[Figure content listings]

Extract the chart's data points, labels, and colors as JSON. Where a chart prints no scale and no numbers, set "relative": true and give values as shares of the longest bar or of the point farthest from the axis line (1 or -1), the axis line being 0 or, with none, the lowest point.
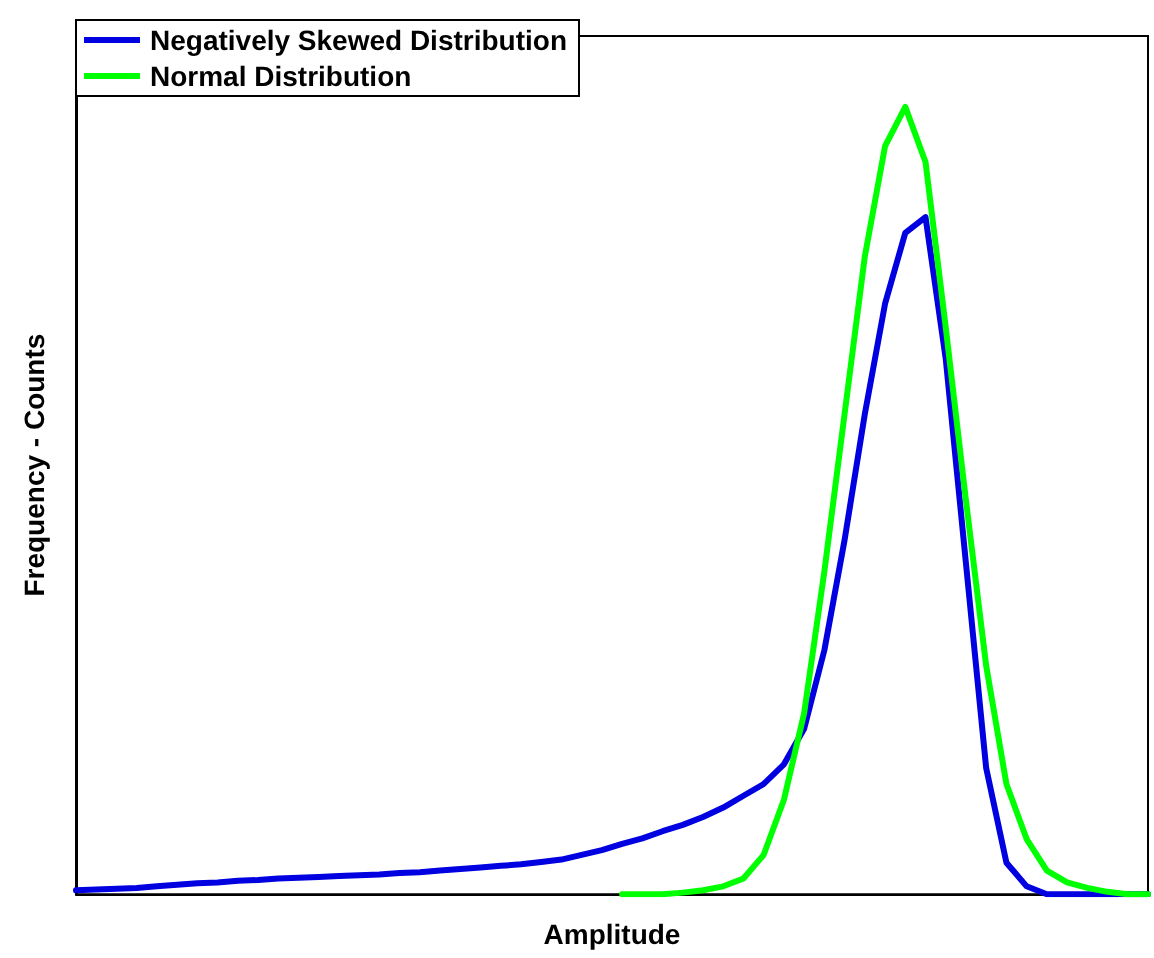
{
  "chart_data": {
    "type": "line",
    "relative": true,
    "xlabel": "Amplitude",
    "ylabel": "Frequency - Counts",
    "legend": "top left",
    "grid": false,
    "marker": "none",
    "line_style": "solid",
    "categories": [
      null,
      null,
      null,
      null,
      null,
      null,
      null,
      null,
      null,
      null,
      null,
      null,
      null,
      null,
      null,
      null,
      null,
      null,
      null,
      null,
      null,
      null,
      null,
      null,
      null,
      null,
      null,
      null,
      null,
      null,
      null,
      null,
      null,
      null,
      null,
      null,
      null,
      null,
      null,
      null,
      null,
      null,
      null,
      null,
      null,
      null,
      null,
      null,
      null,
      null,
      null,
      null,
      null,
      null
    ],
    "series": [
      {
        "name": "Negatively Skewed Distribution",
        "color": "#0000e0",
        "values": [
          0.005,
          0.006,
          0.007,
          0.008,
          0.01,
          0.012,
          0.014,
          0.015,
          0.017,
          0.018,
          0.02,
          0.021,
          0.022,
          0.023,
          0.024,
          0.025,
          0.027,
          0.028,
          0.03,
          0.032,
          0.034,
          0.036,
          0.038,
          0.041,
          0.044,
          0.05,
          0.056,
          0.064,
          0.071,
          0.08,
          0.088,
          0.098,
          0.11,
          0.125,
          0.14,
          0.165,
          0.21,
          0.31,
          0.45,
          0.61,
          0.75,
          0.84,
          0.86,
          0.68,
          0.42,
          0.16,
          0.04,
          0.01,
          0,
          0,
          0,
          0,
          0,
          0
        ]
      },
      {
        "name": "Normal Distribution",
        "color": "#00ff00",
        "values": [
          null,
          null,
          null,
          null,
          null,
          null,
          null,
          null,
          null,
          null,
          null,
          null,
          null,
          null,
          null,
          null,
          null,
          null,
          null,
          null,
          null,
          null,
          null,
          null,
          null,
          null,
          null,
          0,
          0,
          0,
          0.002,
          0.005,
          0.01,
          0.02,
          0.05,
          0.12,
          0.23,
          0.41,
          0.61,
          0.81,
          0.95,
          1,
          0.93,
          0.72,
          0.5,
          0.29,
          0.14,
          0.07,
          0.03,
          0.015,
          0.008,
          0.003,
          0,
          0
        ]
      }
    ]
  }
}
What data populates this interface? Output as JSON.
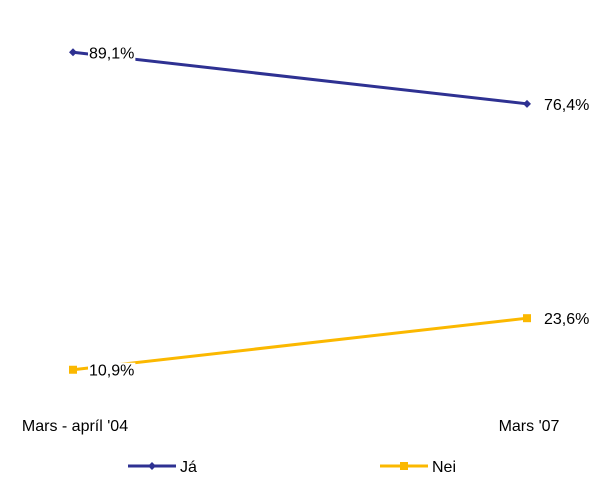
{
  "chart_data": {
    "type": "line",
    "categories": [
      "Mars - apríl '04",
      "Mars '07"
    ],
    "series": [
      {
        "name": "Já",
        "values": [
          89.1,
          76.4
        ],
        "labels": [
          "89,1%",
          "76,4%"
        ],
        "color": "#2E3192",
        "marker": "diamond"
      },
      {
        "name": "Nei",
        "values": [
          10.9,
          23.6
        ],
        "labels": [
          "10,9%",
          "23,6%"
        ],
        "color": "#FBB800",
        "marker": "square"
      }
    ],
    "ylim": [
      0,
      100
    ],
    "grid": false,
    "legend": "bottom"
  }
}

JOB - Retype all entries exactly as they appear, dropping the images.

REPLY -
Extract the chart's data points, labels, and colors as JSON. Where a chart prints no scale and no numbers, set "relative": true and give values as shares of the longest bar or of the point farthest from the axis line (1 or -1), the axis line being 0 or, with none, the lowest point.
{
  "chart_data": {
    "type": "line",
    "relative": true,
    "xlabel": "Amplitude",
    "ylabel": "Frequency - Counts",
    "legend": "top left",
    "grid": false,
    "marker": "none",
    "line_style": "solid",
    "categories": [
      null,
      null,
      null,
      null,
      null,
      null,
      null,
      null,
      null,
      null,
      null,
      null,
      null,
      null,
      null,
      null,
      null,
      null,
      null,
      null,
      null,
      null,
      null,
      null,
      null,
      null,
      null,
      null,
      null,
      null,
      null,
      null,
      null,
      null,
      null,
      null,
      null,
      null,
      null,
      null,
      null,
      null,
      null,
      null,
      null,
      null,
      null,
      null,
      null,
      null,
      null,
      null,
      null,
      null
    ],
    "series": [
      {
        "name": "Negatively Skewed Distribution",
        "color": "#0000e0",
        "values": [
          0.005,
          0.006,
          0.007,
          0.008,
          0.01,
          0.012,
          0.014,
          0.015,
          0.017,
          0.018,
          0.02,
          0.021,
          0.022,
          0.023,
          0.024,
          0.025,
          0.027,
          0.028,
          0.03,
          0.032,
          0.034,
          0.036,
          0.038,
          0.041,
          0.044,
          0.05,
          0.056,
          0.064,
          0.071,
          0.08,
          0.088,
          0.098,
          0.11,
          0.125,
          0.14,
          0.165,
          0.21,
          0.31,
          0.45,
          0.61,
          0.75,
          0.84,
          0.86,
          0.68,
          0.42,
          0.16,
          0.04,
          0.01,
          0,
          0,
          0,
          0,
          0,
          0
        ]
      },
      {
        "name": "Normal Distribution",
        "color": "#00ff00",
        "values": [
          null,
          null,
          null,
          null,
          null,
          null,
          null,
          null,
          null,
          null,
          null,
          null,
          null,
          null,
          null,
          null,
          null,
          null,
          null,
          null,
          null,
          null,
          null,
          null,
          null,
          null,
          null,
          0,
          0,
          0,
          0.002,
          0.005,
          0.01,
          0.02,
          0.05,
          0.12,
          0.23,
          0.41,
          0.61,
          0.81,
          0.95,
          1,
          0.93,
          0.72,
          0.5,
          0.29,
          0.14,
          0.07,
          0.03,
          0.015,
          0.008,
          0.003,
          0,
          0
        ]
      }
    ]
  }
}
What data populates this interface? Output as JSON.
{
  "chart_data": {
    "type": "line",
    "categories": [
      "Mars - apríl '04",
      "Mars '07"
    ],
    "series": [
      {
        "name": "Já",
        "values": [
          89.1,
          76.4
        ],
        "labels": [
          "89,1%",
          "76,4%"
        ],
        "color": "#2E3192",
        "marker": "diamond"
      },
      {
        "name": "Nei",
        "values": [
          10.9,
          23.6
        ],
        "labels": [
          "10,9%",
          "23,6%"
        ],
        "color": "#FBB800",
        "marker": "square"
      }
    ],
    "ylim": [
      0,
      100
    ],
    "grid": false,
    "legend": "bottom"
  }
}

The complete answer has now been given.